▶ **SELECTED TEXT**:

============================================================

Among the several plugins that Grafana provides is Node Graph, a useful plugin for visualizing elements and relationships between them. This plugin, as described in the article: https://grafana.com/docs/grafana/latest/panels-visualizations/visualizations/node-graph/ , can be used to represent:
To verify its usefulness within NetEye, we adapt it to the data present in Icinga. In this POC, we import our hosts as “Nodes” and their dependencies as “Edges” in order to allow a “dynamic” mapping. Using the schema proposed in this article, we create Nodes and Edges with their mandatory fields (columns with * are mandatory fields).
Example of the structure of the “Nodes”
| id* | Title | subtitle | mainstat | secondarystat | color | icon | highlighted |
| node1 | PC | Windows | AMD | 16gbRAM | blue | true | |
| node2 | PC | Linux | Intel | 32gbRAM | green | eye | false |
| node3 | Mac | MacOS | M3 | 16gbRAM | gray | apps | false |
Example of the structure of the “Edges”
| id* | source* | target* | mainstat | seconddarystat | thickness | highlighted | Color |
| edge1 | node1 | node2 | TheMain | TheSub | 3 | true | cyan |
| edge2 | node3 | node2 | Main2 | Sub2 | 1 | false | orange |
So we start by using Icinga as a data source and build a query that extracts the hosts to use as “Nodes”. The “Query” relates these 3 tables from the database:
SELECT
i_o.object_id AS id
, i_o.name1 AS title
, i_h.address AS subtitle
, CASE
WHEN i_h_s.current_state = 0 THEN "[UP]"

============================================================

▶ **Element and region data**:
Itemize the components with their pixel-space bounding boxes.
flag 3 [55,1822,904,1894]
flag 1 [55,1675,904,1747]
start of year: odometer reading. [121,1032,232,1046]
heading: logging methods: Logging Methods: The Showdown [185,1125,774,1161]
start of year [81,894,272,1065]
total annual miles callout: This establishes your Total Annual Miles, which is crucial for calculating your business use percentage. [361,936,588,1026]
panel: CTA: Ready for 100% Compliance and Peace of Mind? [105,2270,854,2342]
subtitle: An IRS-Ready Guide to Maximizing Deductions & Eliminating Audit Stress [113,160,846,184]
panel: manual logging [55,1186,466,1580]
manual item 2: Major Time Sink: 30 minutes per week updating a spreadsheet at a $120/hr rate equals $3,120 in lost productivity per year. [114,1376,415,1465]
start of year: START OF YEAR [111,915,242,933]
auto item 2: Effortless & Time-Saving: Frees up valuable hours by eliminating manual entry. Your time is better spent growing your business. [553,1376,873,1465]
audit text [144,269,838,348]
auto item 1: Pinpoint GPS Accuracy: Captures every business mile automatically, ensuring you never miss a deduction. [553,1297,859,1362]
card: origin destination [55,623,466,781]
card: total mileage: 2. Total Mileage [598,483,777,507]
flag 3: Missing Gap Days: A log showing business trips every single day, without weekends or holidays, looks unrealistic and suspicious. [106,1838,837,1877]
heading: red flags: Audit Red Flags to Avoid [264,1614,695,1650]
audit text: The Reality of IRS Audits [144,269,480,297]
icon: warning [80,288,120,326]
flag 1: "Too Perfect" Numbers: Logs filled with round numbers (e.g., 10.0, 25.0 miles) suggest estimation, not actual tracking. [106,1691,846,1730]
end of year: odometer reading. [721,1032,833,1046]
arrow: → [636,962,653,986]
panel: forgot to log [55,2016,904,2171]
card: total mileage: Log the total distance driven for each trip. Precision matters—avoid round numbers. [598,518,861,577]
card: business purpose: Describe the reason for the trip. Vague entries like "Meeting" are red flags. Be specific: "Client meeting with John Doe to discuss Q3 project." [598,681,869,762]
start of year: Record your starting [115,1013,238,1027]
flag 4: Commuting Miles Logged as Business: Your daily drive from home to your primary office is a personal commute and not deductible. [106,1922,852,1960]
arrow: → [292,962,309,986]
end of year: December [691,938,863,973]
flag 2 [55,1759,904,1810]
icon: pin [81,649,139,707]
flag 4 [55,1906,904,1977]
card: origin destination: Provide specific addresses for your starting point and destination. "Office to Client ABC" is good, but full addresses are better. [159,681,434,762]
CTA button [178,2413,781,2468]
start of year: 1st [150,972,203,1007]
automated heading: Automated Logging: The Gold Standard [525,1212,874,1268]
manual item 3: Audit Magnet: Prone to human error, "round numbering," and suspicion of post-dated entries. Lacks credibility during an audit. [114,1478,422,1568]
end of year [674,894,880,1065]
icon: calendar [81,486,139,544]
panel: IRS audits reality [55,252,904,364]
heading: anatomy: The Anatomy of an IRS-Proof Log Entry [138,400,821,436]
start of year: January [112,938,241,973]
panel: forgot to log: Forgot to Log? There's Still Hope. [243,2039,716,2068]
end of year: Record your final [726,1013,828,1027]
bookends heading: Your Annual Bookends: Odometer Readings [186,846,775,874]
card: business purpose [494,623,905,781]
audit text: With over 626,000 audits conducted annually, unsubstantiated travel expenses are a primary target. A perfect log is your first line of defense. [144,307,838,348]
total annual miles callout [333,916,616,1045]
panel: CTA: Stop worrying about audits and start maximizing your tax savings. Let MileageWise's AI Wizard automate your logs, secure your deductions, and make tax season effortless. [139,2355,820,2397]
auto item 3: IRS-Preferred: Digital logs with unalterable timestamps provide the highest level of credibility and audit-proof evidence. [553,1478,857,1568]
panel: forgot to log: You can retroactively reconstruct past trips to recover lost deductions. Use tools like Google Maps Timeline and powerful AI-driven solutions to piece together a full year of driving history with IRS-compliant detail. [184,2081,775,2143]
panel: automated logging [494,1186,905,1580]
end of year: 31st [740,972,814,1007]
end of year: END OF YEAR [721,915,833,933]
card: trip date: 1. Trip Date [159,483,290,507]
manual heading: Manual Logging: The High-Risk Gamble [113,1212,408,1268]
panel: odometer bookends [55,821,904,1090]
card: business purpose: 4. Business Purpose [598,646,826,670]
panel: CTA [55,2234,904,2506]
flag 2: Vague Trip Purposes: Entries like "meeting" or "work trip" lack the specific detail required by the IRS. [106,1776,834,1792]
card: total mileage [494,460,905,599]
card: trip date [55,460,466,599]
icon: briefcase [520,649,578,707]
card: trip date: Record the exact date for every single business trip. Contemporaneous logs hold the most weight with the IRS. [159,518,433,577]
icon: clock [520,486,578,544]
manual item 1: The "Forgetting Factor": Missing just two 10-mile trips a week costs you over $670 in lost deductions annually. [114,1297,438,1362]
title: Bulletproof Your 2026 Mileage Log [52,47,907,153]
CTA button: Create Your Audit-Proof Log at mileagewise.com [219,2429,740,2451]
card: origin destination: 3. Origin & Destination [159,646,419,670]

============================================================

▶ **TASK SET**:
[1] Decide whether each statement agrees with the Node Graph text, answering yes or no and quoting the deciding words: (a) Node Graph is a plugin for visualizing elements and the relationships between them. (b) In the POC, hosts are imported as "Edges." (c) Columns marked with * are mandatory fields.
[2] Turn the lines of the records into a JSON list of strings with one string per line and no blank lines. Start at the first line of the records and end at the line containing "start of year: START".
The text and the records are unrelated to each other.

▶ **ANSWERS IN ORDER**:
[1]
(a) Yes: "a useful plugin for visualizing elements and relationships between them"
(b) No: "we import our hosts as “Nodes” and their dependencies as “Edges”"
(c) Yes: "(columns with * are mandatory fields)"

[2]
[
  "Itemize the components with their pixel-space bounding boxes.",
  "flag 3 [55,1822,904,1894]",
  "flag 1 [55,1675,904,1747]",
  "start of year: odometer reading. [121,1032,232,1046]",
  "heading: logging methods: Logging Methods: The Showdown [185,1125,774,1161]",
  "start of year [81,894,272,1065]",
  "total annual miles callout: This establishes your Total Annual Miles, which is crucial for calculating your business use percentage. [361,936,588,1026]",
  "panel: CTA: Ready for 100% Compliance and Peace of Mind? [105,2270,854,2342]",
  "subtitle: An IRS-Ready Guide to Maximizing Deductions & Eliminating Audit Stress [113,160,846,184]",
  "panel: manual logging [55,1186,466,1580]",
  "manual item 2: Major Time Sink: 30 minutes per week updating a spreadsheet at a $120/hr rate equals $3,120 in lost productivity per year. [114,1376,415,1465]",
  "start of year: START OF YEAR [111,915,242,933]"
]